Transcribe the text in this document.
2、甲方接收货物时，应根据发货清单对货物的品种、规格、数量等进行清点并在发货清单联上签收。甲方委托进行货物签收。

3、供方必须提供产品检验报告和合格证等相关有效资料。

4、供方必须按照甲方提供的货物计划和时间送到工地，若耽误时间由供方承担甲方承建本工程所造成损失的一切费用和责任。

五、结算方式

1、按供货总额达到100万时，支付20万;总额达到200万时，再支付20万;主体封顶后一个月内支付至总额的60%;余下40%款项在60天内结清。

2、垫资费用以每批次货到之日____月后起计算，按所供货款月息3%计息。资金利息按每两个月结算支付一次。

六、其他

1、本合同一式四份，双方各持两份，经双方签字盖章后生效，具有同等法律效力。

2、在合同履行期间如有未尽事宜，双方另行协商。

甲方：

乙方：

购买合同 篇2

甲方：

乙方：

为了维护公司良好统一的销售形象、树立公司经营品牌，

....................

* Objective: Give the entries once more, exactly as they appear.

* Solution:
Transcribe the text in this document.
2、甲方接收货物时，应根据发货清单对货物的品种、规格、数量等进行清点并在发货清单联上签收。甲方委托进行货物签收。

3、供方必须提供产品检验报告和合格证等相关有效资料。

4、供方必须按照甲方提供的货物计划和时间送到工地，若耽误时间由供方承担甲方承建本工程所造成损失的一切费用和责任。

五、结算方式

1、按供货总额达到100万时，支付20万;总额达到200万时，再支付20万;主体封顶后一个月内支付至总额的60%;余下40%款项在60天内结清。

2、垫资费用以每批次货到之日____月后起计算，按所供货款月息3%计息。资金利息按每两个月结算支付一次。

六、其他

1、本合同一式四份，双方各持两份，经双方签字盖章后生效，具有同等法律效力。

2、在合同履行期间如有未尽事宜，双方另行协商。

甲方：

乙方：

购买合同 篇2

甲方：

乙方：

为了维护公司良好统一的销售形象、树立公司经营品牌，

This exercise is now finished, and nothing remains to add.